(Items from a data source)

┌──

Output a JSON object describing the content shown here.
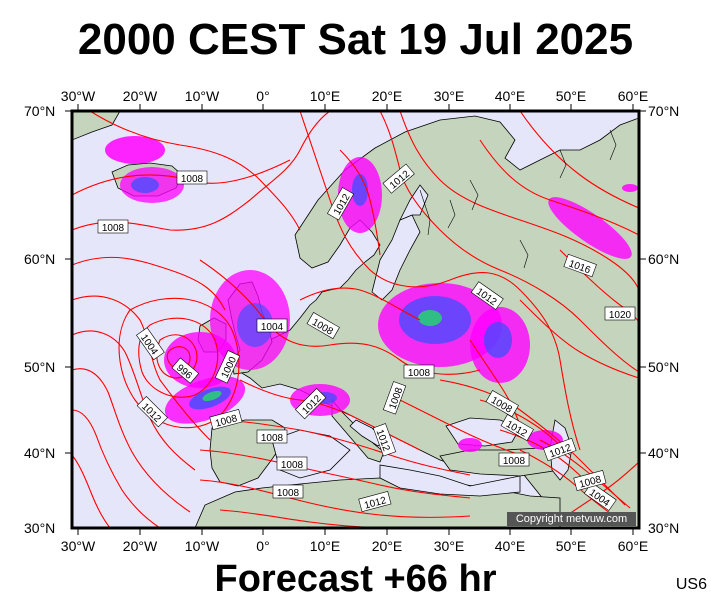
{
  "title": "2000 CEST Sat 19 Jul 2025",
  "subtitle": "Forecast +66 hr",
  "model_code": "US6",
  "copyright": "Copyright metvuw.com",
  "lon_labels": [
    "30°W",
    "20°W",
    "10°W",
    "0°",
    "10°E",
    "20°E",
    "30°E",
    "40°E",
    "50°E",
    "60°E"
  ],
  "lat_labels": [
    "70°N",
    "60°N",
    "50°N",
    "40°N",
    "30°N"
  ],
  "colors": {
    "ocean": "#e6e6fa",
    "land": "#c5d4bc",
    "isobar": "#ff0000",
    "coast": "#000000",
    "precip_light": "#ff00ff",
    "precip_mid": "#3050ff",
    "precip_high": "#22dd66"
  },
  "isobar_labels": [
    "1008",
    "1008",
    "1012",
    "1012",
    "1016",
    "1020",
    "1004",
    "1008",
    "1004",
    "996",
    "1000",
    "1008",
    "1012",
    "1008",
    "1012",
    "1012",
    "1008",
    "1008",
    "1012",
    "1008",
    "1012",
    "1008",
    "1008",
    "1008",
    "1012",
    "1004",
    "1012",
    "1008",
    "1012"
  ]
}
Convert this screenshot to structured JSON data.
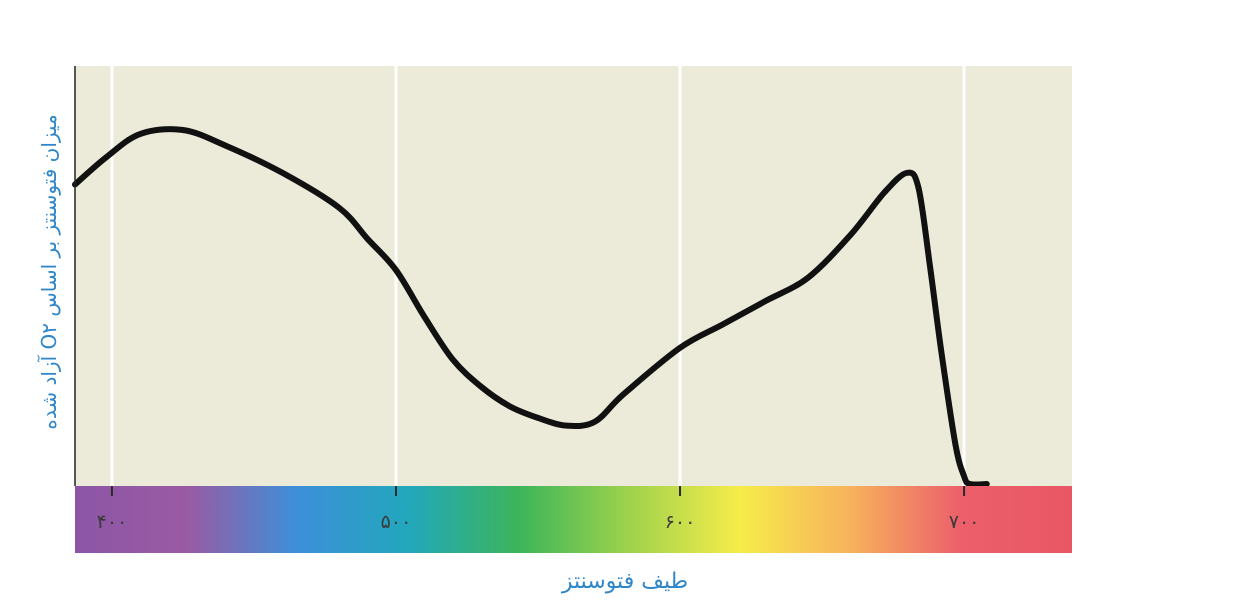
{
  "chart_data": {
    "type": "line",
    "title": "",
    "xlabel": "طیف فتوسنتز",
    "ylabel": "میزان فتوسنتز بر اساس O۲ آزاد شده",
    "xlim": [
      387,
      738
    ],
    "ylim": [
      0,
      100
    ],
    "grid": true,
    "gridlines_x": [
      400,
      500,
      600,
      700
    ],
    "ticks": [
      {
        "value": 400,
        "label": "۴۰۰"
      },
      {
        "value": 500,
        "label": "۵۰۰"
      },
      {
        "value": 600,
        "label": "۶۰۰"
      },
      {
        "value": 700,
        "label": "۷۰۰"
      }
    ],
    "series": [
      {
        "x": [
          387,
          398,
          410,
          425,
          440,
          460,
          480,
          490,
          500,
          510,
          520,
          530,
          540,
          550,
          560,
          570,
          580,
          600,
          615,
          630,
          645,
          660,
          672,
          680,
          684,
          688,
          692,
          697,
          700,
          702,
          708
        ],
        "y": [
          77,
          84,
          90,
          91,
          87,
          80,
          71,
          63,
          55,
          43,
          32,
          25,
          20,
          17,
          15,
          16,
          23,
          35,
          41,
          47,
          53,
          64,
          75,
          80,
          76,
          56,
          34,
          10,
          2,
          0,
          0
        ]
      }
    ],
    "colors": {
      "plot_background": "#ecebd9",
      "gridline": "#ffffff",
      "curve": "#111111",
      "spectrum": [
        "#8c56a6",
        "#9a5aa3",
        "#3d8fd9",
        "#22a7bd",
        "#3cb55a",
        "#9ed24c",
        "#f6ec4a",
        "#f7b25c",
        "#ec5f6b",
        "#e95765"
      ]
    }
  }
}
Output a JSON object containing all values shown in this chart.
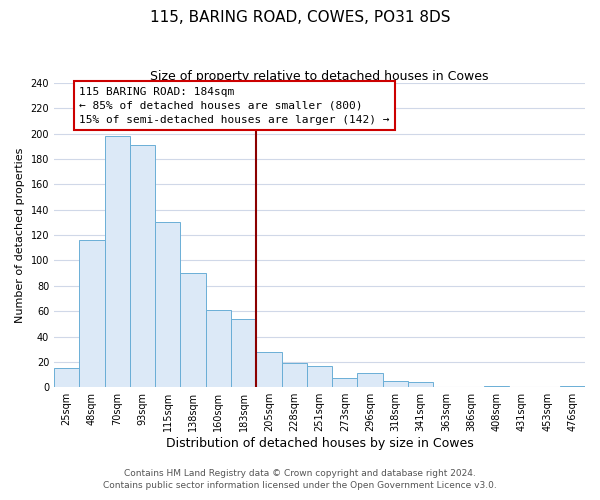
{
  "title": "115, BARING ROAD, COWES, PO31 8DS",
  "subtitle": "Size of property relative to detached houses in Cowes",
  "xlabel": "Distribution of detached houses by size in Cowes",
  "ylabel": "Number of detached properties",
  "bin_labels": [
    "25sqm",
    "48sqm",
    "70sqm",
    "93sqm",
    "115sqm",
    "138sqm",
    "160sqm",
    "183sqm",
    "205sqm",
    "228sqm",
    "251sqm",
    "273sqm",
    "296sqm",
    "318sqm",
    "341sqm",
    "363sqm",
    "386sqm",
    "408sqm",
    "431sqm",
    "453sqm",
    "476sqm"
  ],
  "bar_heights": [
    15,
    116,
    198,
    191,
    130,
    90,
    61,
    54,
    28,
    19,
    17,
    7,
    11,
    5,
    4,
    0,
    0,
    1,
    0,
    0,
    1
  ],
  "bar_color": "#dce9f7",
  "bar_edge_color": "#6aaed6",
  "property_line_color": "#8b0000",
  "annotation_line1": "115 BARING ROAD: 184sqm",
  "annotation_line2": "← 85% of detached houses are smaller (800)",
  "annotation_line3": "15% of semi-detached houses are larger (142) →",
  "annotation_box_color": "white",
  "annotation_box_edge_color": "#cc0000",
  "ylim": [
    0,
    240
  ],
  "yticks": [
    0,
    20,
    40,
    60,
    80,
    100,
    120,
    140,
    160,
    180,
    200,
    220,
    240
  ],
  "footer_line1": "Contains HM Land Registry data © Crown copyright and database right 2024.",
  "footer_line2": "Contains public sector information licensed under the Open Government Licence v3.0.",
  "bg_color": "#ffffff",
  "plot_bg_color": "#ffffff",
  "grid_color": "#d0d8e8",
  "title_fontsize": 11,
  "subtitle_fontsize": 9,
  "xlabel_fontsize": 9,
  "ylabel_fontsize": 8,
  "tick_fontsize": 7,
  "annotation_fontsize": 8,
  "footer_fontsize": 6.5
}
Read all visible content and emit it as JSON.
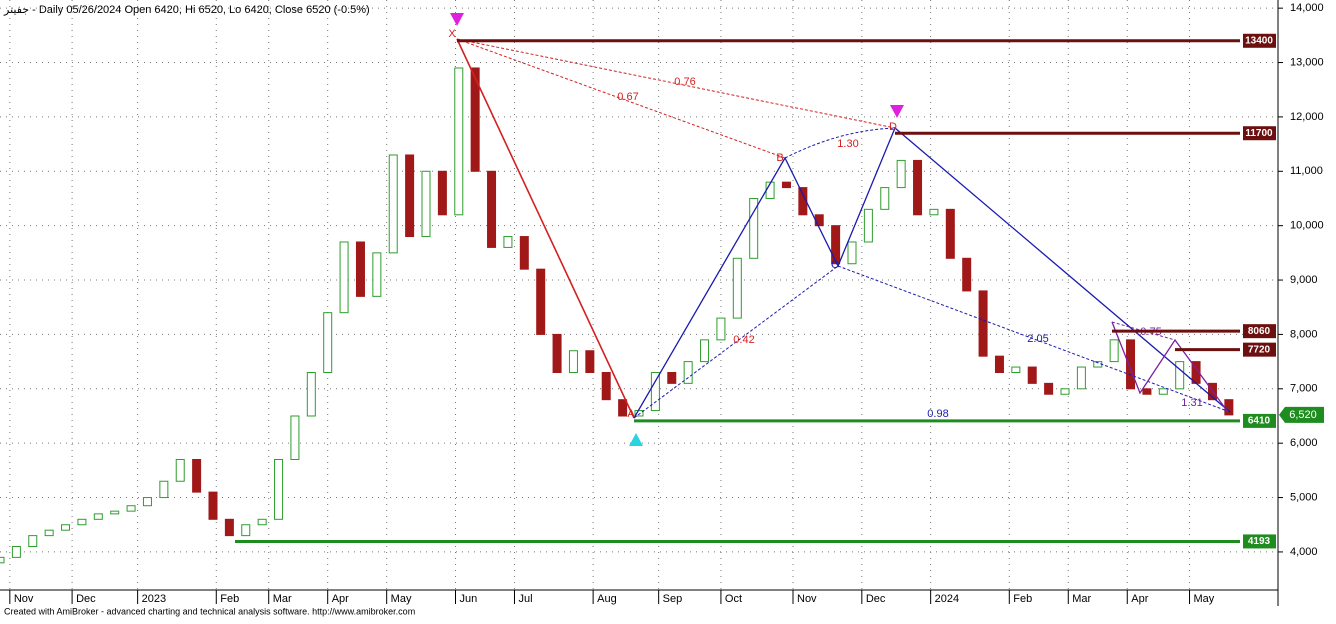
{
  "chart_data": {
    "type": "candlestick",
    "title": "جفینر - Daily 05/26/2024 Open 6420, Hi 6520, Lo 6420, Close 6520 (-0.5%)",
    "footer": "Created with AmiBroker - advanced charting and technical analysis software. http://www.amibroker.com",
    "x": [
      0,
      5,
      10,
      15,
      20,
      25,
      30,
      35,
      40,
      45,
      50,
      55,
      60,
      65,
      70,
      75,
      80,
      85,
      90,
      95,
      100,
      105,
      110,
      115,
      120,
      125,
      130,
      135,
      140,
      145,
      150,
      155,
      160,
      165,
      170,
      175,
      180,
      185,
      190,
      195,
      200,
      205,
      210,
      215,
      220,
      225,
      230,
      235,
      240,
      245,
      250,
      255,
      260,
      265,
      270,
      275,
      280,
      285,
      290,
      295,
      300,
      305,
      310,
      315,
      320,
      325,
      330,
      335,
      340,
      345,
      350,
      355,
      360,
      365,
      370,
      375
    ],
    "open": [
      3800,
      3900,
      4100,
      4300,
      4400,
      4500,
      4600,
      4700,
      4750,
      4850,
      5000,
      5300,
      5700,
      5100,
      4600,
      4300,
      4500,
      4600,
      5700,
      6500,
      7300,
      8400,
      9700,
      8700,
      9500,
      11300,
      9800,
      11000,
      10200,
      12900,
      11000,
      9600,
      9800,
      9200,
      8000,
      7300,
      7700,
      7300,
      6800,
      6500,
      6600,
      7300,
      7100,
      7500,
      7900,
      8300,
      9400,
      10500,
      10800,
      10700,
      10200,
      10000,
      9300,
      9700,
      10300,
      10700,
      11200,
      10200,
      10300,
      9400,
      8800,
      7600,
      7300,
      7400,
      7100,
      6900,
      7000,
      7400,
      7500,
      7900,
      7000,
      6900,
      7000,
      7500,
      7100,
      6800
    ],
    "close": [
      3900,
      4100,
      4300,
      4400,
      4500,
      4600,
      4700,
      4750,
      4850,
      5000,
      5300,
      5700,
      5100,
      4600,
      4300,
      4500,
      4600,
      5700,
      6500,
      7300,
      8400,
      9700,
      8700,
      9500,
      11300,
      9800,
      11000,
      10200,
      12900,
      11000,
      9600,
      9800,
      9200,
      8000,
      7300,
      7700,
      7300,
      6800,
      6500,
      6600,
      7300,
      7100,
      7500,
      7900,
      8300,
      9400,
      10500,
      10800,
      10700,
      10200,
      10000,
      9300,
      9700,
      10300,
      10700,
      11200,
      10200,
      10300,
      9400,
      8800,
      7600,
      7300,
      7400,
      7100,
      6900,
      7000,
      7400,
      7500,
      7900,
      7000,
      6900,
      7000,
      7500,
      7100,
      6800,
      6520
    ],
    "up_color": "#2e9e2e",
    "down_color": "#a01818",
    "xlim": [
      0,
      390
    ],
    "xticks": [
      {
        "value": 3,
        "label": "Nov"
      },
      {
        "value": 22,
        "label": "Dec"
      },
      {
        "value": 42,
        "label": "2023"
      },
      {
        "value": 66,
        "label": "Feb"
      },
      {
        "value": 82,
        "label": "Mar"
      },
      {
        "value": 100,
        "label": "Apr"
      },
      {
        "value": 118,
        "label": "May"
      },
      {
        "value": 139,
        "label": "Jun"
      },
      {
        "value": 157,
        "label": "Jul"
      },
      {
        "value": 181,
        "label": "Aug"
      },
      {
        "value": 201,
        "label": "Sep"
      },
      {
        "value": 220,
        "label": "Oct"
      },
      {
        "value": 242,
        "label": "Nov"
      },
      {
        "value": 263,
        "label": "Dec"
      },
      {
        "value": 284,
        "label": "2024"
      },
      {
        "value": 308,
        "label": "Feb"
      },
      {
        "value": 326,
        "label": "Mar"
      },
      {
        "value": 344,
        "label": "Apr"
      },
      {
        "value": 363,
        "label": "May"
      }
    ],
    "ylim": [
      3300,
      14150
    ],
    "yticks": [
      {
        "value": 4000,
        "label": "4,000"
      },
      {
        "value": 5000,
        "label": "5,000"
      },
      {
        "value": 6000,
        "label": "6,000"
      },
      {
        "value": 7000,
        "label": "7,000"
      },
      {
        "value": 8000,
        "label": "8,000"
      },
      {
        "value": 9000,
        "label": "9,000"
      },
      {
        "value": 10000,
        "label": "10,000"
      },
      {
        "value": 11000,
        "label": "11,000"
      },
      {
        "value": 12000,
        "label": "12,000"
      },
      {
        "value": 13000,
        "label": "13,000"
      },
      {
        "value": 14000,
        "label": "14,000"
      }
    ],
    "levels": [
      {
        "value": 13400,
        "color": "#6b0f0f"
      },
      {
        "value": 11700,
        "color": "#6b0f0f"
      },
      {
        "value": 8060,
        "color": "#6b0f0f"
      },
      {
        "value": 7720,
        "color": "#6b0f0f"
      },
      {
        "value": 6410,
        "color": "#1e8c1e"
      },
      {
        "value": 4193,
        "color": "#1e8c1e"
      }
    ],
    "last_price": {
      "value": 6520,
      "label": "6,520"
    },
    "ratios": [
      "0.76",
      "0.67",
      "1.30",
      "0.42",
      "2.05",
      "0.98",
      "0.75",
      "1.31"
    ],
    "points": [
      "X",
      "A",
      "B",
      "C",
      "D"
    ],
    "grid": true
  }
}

└──

### Exercise task
Look for the word "ffffff" and return every line where it occurs.

### Complete output
      "gridline": "#ffffff",
  "bg_color": "#ffffff",
  "plot_bg_color": "#ffffff",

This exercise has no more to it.